**PROVIDED ENTRIES:**
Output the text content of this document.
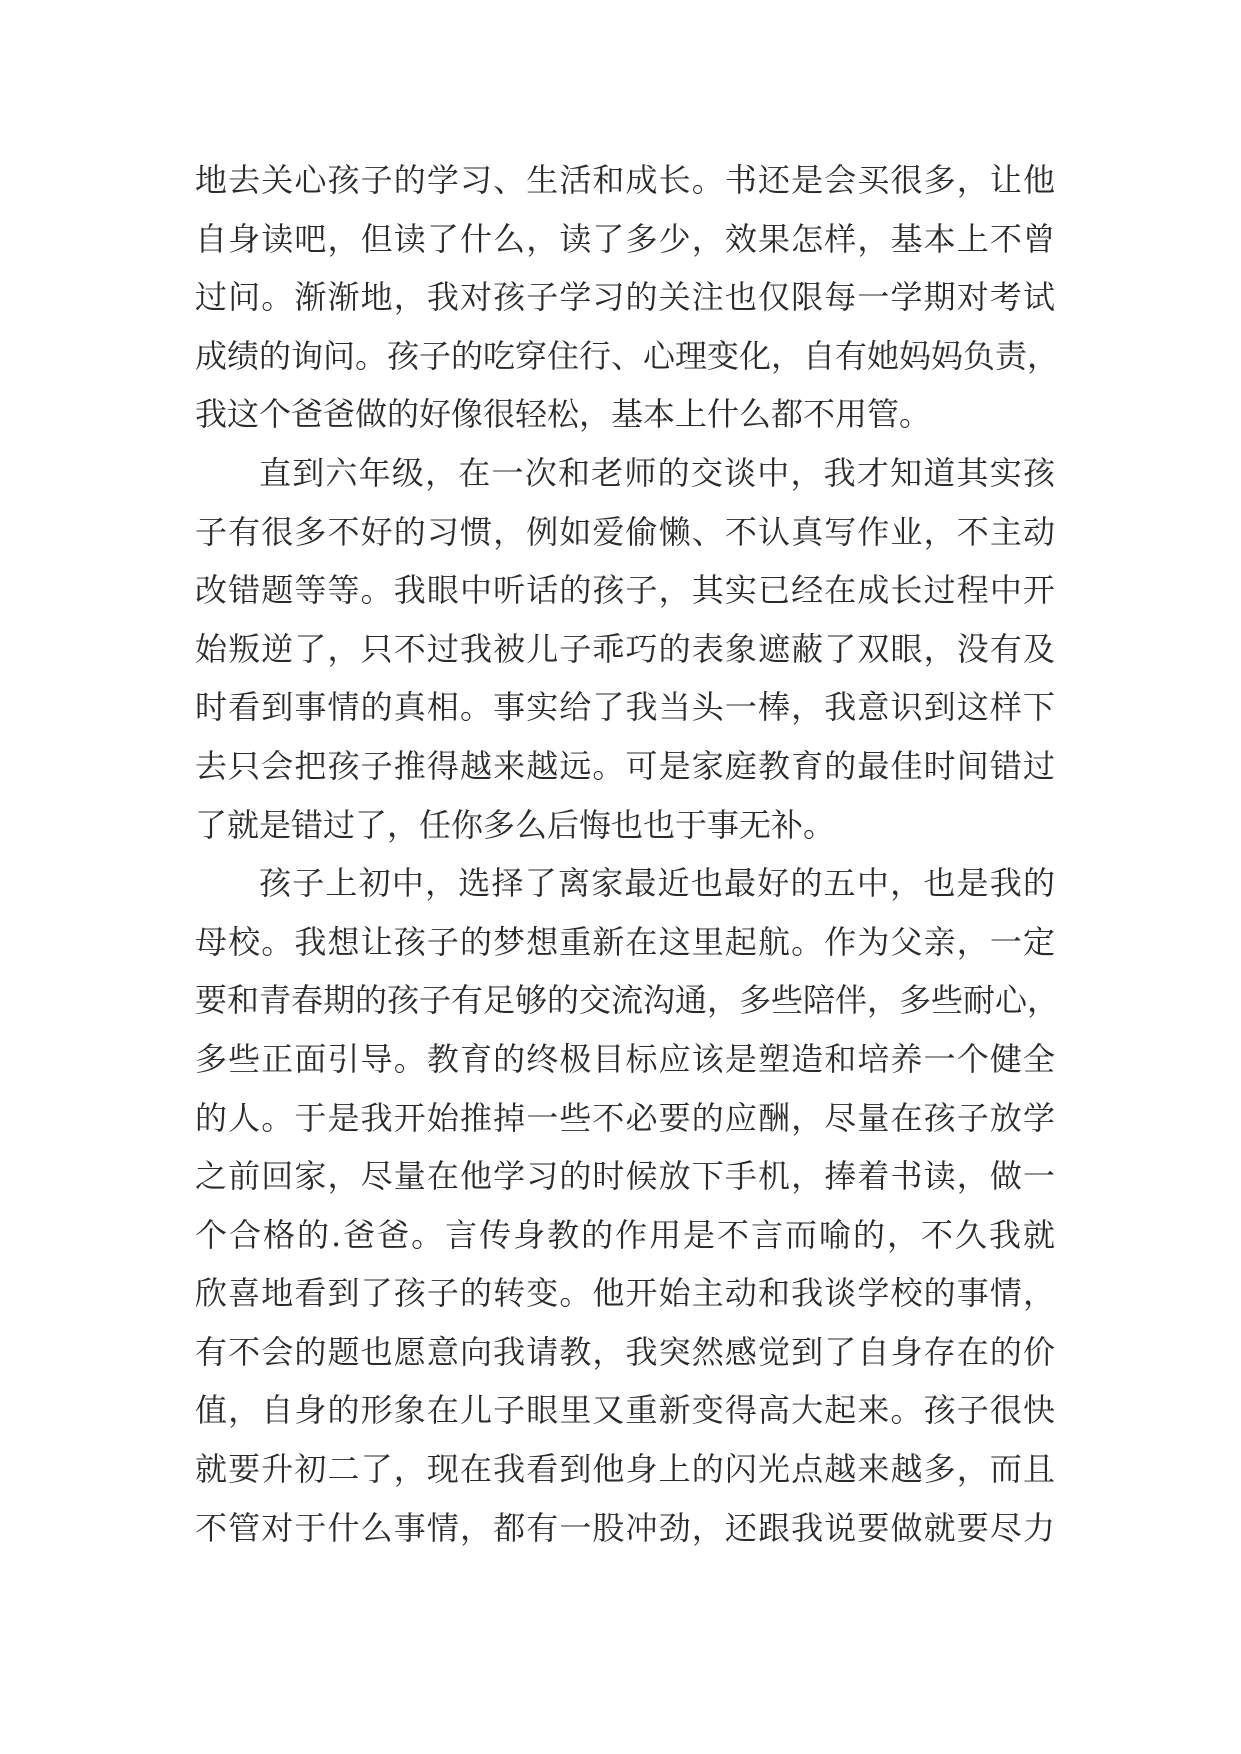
地去关心孩子的学习、生活和成长。书还是会买很多，让他
自身读吧，但读了什么，读了多少，效果怎样，基本上不曾
过问。渐渐地，我对孩子学习的关注也仅限每一学期对考试
成绩的询问。孩子的吃穿住行、心理变化，自有她妈妈负责，
我这个爸爸做的好像很轻松，基本上什么都不用管。
直到六年级，在一次和老师的交谈中，我才知道其实孩
子有很多不好的习惯，例如爱偷懒、不认真写作业，不主动
改错题等等。我眼中听话的孩子，其实已经在成长过程中开
始叛逆了，只不过我被儿子乖巧的表象遮蔽了双眼，没有及
时看到事情的真相。事实给了我当头一棒，我意识到这样下
去只会把孩子推得越来越远。可是家庭教育的最佳时间错过
了就是错过了，任你多么后悔也也于事无补。
孩子上初中，选择了离家最近也最好的五中，也是我的
母校。我想让孩子的梦想重新在这里起航。作为父亲，一定
要和青春期的孩子有足够的交流沟通，多些陪伴，多些耐心，
多些正面引导。教育的终极目标应该是塑造和培养一个健全
的人。于是我开始推掉一些不必要的应酬，尽量在孩子放学
之前回家，尽量在他学习的时候放下手机，捧着书读，做一
个合格的.爸爸。言传身教的作用是不言而喻的，不久我就
欣喜地看到了孩子的转变。他开始主动和我谈学校的事情，
有不会的题也愿意向我请教，我突然感觉到了自身存在的价
值，自身的形象在儿子眼里又重新变得高大起来。孩子很快
就要升初二了，现在我看到他身上的闪光点越来越多，而且
不管对于什么事情，都有一股冲劲，还跟我说要做就要尽力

**THE EXERCISE:** Print all of the records shown above exactly, leaving out each picture.

**RESULT OF THIS TASK:**
Output the text content of this document.
地去关心孩子的学习、生活和成长。书还是会买很多，让他
自身读吧，但读了什么，读了多少，效果怎样，基本上不曾
过问。渐渐地，我对孩子学习的关注也仅限每一学期对考试
成绩的询问。孩子的吃穿住行、心理变化，自有她妈妈负责，
我这个爸爸做的好像很轻松，基本上什么都不用管。
直到六年级，在一次和老师的交谈中，我才知道其实孩
子有很多不好的习惯，例如爱偷懒、不认真写作业，不主动
改错题等等。我眼中听话的孩子，其实已经在成长过程中开
始叛逆了，只不过我被儿子乖巧的表象遮蔽了双眼，没有及
时看到事情的真相。事实给了我当头一棒，我意识到这样下
去只会把孩子推得越来越远。可是家庭教育的最佳时间错过
了就是错过了，任你多么后悔也也于事无补。
孩子上初中，选择了离家最近也最好的五中，也是我的
母校。我想让孩子的梦想重新在这里起航。作为父亲，一定
要和青春期的孩子有足够的交流沟通，多些陪伴，多些耐心，
多些正面引导。教育的终极目标应该是塑造和培养一个健全
的人。于是我开始推掉一些不必要的应酬，尽量在孩子放学
之前回家，尽量在他学习的时候放下手机，捧着书读，做一
个合格的.爸爸。言传身教的作用是不言而喻的，不久我就
欣喜地看到了孩子的转变。他开始主动和我谈学校的事情，
有不会的题也愿意向我请教，我突然感觉到了自身存在的价
值，自身的形象在儿子眼里又重新变得高大起来。孩子很快
就要升初二了，现在我看到他身上的闪光点越来越多，而且
不管对于什么事情，都有一股冲劲，还跟我说要做就要尽力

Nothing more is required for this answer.